• [Exercise prompt] List each line of the data that holds the string "Google", please.

• [Stored records]
# # #

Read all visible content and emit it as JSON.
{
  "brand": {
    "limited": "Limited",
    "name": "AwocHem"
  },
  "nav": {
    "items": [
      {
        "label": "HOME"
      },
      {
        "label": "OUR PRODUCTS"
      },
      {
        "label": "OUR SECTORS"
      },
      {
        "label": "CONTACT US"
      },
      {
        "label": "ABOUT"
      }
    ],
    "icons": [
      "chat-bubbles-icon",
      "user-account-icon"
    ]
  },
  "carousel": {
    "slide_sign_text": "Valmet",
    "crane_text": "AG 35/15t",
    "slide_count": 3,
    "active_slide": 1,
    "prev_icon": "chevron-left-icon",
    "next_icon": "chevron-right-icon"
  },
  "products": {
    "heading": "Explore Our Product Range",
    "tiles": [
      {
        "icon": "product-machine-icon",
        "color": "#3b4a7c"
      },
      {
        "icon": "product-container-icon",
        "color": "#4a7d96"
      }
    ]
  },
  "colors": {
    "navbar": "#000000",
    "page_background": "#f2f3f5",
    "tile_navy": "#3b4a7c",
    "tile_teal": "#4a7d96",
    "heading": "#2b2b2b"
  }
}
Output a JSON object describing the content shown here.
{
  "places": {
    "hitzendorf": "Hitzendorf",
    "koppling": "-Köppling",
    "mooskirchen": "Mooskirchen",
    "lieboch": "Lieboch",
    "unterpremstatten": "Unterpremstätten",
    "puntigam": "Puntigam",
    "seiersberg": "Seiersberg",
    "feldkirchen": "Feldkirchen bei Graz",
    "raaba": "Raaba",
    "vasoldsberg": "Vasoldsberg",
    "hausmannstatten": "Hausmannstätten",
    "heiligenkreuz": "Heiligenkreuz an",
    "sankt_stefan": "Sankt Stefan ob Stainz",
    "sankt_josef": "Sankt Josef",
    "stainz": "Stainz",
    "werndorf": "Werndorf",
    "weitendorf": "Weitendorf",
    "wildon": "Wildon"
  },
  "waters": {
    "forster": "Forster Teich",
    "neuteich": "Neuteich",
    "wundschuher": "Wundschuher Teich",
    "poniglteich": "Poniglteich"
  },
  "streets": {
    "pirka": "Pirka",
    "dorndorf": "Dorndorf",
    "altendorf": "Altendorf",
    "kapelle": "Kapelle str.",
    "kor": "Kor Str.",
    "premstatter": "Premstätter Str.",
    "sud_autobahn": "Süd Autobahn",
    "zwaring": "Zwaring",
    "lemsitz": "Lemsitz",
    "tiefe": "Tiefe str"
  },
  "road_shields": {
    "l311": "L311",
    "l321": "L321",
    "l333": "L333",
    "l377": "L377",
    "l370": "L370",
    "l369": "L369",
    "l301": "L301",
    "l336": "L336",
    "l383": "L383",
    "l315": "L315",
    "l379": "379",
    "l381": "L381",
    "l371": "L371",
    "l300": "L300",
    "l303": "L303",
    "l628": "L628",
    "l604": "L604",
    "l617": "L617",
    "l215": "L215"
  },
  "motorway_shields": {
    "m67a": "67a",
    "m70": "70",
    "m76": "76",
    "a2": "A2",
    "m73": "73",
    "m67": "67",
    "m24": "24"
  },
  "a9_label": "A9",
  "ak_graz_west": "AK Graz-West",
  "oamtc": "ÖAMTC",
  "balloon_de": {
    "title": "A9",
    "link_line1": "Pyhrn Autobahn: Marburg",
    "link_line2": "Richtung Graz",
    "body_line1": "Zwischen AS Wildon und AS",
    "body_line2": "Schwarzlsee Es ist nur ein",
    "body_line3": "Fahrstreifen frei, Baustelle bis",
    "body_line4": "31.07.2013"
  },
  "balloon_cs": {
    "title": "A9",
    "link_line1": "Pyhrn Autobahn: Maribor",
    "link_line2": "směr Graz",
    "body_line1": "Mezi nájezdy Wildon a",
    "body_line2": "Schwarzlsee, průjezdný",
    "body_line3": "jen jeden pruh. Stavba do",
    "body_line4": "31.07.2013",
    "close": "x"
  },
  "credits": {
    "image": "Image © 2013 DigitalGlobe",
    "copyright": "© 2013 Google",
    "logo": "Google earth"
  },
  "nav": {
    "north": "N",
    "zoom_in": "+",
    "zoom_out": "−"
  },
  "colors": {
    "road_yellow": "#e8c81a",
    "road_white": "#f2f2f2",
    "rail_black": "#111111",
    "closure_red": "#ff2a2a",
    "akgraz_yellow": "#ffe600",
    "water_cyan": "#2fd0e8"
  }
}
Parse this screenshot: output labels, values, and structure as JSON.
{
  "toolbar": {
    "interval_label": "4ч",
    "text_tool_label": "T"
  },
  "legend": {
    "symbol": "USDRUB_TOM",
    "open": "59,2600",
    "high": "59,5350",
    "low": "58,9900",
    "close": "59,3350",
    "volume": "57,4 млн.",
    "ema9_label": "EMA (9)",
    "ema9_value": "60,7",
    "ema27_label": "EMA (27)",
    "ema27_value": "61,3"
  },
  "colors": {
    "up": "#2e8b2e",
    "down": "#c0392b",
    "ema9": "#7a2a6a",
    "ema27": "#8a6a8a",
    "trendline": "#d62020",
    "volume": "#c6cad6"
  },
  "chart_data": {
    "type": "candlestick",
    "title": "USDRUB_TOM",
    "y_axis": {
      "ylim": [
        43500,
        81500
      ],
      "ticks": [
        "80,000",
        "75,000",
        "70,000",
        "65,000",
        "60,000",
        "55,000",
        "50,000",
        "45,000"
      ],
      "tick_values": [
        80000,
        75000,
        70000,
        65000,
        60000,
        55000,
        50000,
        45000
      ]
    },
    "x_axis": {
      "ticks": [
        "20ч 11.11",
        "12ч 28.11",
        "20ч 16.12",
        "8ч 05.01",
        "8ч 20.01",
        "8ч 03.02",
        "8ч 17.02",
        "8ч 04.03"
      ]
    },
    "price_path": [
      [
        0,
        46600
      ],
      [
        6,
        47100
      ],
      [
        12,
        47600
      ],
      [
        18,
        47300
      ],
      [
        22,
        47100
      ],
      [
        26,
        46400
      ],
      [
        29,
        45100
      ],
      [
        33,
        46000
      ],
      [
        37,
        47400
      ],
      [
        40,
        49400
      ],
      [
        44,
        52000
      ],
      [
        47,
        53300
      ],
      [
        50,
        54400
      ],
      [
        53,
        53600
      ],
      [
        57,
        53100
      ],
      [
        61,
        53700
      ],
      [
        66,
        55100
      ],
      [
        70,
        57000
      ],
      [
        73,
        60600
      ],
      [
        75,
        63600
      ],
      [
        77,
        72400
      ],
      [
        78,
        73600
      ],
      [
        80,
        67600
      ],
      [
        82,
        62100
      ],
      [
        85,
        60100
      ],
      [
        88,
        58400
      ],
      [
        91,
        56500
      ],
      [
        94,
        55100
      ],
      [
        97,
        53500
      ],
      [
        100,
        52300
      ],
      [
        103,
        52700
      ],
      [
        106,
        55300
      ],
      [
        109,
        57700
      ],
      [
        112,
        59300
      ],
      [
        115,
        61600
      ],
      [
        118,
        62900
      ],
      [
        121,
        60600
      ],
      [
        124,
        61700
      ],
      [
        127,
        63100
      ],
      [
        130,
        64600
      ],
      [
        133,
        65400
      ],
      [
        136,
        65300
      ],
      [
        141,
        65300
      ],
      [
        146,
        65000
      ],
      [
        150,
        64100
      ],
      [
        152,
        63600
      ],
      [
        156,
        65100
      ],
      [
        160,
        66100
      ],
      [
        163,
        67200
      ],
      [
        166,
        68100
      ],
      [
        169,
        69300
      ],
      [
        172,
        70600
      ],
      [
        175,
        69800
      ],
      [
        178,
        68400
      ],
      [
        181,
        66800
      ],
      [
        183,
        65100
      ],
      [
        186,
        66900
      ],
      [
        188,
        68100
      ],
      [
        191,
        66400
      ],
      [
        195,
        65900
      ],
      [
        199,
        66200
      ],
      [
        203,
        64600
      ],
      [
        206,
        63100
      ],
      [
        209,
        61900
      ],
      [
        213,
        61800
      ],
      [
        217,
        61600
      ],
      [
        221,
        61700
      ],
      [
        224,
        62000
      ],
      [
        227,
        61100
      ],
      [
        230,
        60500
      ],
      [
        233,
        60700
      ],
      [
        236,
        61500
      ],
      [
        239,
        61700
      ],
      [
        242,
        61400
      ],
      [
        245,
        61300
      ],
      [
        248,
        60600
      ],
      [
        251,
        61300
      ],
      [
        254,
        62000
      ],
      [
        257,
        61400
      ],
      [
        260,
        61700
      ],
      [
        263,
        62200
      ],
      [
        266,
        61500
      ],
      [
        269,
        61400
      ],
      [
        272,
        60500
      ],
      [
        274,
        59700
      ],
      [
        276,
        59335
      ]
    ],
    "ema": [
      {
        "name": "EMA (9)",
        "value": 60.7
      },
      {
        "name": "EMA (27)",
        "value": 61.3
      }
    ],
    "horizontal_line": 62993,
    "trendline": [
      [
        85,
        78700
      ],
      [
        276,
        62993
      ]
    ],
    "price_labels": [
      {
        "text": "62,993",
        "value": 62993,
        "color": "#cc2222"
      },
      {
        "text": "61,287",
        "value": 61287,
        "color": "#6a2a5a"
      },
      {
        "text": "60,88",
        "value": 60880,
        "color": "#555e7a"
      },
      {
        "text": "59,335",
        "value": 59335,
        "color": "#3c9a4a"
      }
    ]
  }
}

# # #

• [Solution]
    "copyright": "© 2013 Google",
    "logo": "Google earth"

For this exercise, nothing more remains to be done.